Vyvanse has a duration of 10–12 hours. It has an onset of two hours, meaning that its speed is slower than Adderall, which has a duration of only four to five hours and an onset of 30 minutes to an hour. When injected, methamphetamine — or meth — has an onset of a few seconds to a minute and is the most addictive of its drug family.

Although Vyvanse and Adderall XR — a version of Adderall that lasts approximately 12 hours — have slow onset and offset speeds, they are still controlled substances and have adverse effects at high doses. They may cause psychotic episodes, insomnia, and cardiovascular complications.

Since they may be fatal for people with cardiovascular diseases and other medical conditions, a physician should know a patient’s medical and family history, especially pertaining to strokes, hypertension, hyperthyroidism, heart and blood circulation diseases, seizures, substance use disorders, and mood or mental disorders. Medical tests must also be conducted before prescribing these drugs. Without the consent of a physician, taking Vyvanse or Adderall can be extremely dangerous for someone whose family has a history of medical conditions.

§ Recorded data
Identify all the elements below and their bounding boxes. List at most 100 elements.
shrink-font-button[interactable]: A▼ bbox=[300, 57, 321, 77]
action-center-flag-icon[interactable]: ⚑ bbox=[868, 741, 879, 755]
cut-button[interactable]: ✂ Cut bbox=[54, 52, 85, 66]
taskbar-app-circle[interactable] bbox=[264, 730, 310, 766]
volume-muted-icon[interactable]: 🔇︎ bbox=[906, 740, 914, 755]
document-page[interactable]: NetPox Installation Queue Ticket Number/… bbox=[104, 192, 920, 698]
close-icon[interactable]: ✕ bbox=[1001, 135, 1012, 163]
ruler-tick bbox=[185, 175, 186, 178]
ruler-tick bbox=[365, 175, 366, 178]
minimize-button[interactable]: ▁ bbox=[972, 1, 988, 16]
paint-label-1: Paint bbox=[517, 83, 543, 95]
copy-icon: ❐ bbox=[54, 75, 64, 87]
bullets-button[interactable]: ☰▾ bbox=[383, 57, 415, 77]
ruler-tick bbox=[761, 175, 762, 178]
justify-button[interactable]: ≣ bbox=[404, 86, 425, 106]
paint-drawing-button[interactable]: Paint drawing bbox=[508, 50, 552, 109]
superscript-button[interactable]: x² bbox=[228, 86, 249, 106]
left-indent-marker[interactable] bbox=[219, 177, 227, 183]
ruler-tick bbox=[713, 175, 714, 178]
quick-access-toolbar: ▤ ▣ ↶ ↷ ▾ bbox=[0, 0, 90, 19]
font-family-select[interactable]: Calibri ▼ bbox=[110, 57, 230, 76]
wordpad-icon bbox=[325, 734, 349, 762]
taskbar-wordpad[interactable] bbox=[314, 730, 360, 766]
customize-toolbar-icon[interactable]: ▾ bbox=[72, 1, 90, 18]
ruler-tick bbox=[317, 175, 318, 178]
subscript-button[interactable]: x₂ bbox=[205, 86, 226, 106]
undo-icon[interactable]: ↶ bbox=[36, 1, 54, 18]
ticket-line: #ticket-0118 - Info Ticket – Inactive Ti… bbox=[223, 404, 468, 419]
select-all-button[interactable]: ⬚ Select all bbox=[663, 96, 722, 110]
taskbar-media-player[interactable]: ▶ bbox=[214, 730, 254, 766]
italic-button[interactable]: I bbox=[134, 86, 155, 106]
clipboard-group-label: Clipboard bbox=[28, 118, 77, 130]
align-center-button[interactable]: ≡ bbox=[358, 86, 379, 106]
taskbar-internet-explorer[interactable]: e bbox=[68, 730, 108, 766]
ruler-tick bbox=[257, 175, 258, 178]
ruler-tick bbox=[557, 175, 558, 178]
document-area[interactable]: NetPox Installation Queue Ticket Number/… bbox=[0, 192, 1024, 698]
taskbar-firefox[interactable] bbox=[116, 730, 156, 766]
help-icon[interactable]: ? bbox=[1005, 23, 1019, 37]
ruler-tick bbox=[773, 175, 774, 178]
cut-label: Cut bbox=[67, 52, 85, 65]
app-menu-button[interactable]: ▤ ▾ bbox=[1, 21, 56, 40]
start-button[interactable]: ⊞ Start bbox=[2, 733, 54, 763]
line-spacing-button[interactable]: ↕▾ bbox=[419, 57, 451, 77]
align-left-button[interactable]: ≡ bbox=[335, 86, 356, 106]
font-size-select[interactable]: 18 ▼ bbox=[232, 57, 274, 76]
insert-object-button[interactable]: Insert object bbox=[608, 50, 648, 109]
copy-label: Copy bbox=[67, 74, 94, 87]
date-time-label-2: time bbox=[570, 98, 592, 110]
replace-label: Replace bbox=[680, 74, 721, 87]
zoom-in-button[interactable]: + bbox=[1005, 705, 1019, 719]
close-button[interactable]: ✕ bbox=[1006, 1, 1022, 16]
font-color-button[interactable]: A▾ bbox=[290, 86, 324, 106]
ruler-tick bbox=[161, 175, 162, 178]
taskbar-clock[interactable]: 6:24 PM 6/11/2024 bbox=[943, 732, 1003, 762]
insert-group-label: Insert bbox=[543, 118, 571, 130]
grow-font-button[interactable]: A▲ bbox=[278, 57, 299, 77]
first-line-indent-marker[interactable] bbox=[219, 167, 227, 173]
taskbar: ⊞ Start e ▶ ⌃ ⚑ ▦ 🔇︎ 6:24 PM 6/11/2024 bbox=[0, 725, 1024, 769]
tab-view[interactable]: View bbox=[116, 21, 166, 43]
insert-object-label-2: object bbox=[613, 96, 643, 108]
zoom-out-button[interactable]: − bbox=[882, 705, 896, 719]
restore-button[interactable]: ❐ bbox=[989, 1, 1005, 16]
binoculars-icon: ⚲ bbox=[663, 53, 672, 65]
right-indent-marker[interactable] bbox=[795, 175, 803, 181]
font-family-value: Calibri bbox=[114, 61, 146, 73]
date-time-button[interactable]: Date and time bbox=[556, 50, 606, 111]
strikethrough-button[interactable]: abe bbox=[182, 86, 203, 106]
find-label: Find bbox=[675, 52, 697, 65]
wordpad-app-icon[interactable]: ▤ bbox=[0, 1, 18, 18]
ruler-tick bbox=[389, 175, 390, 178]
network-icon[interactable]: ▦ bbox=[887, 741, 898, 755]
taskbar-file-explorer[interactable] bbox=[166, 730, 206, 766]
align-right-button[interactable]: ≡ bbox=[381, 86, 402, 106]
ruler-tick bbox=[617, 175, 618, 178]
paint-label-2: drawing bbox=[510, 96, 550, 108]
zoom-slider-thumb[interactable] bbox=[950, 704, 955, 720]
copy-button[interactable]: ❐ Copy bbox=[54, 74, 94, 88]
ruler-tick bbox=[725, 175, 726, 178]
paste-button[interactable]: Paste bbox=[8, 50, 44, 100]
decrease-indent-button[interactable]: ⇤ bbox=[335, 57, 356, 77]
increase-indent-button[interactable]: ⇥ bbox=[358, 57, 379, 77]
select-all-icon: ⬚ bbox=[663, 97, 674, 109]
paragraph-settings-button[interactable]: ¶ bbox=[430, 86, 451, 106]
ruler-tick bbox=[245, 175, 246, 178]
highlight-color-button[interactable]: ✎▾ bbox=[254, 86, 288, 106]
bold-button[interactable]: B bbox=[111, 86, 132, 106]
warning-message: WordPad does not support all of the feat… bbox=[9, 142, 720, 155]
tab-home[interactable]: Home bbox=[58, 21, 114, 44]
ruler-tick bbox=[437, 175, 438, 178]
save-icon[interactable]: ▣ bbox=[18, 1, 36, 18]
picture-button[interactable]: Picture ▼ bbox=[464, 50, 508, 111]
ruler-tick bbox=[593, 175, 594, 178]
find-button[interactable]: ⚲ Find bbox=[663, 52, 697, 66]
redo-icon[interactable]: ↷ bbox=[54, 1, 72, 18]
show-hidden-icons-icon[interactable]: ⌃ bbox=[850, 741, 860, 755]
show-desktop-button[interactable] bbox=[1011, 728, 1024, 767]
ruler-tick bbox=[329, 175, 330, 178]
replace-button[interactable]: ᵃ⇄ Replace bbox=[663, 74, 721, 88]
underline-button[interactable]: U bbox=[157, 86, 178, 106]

§ Work to complete
1/ Please list every part of a patient's medical and family history that, according to the passage on Vyvanse and Adderall, a physician should know.
2/ Carry on the passage on Vyvanse and Adderall, starting right after its final sentence.
The records come from a separate source, unrelated to the passage on Vyvanse and Adderall.

§ Task-by-task results
1/
- Strokes
- Hypertension
- Hyperthyroidism
- Heart and blood circulation diseases
- Seizures
- Substance use disorders
- Mood or mental disorders

2/
“There’s a lot of energy spent right now looking for that magic nootropic, cognitive enhancer, whatever you want to call it,” said Arnot. Amphetamines are studied because of their ability to increase dopamine and norepinephrine between neurons in the areas of the brain responsible for controlling attention, memory, and learning. Research suggests that amphetamines have no significant effect on the performance of people without ADHD. Although they slightly increase alertness and focus, they have mild to moderate impacts on memory.

Arnot said that the results may also have been linked to a placebo effect. “If you took [the drug] and thought you were going to do well because of taking it, you did better than if you think you were getting the null drug.”

Amphetamines also shorten the rapid eye movement (REM) stage of sleep. REM is crucial for forming and consolidating memory. Due to its sleep-altering ability, this agent is used to help students stay up at night to cram for a test or finish an essay. “It doesn’t suppress the need [for sleep], it artificially stimulates the release of neurotransmitters which overrides those driving forces of sleep,” emphasized Arnot. As a result, the misuse of amphetamines is counterproductive and worsens memory.

UNDERSTUDIED AND OVERRATED

I was surprised to learn that the Centre for Addiction and Mental Health (CAMH), Canada’s largest mental health and addiction teaching hospital and one of the world’s leading research centres in its field, had not conducted any research specifically relating to the impacts of ADHD medications as cognitive enhancers among students. I contacted them to ask for any Canadian studies on this topic, but there weren’t any.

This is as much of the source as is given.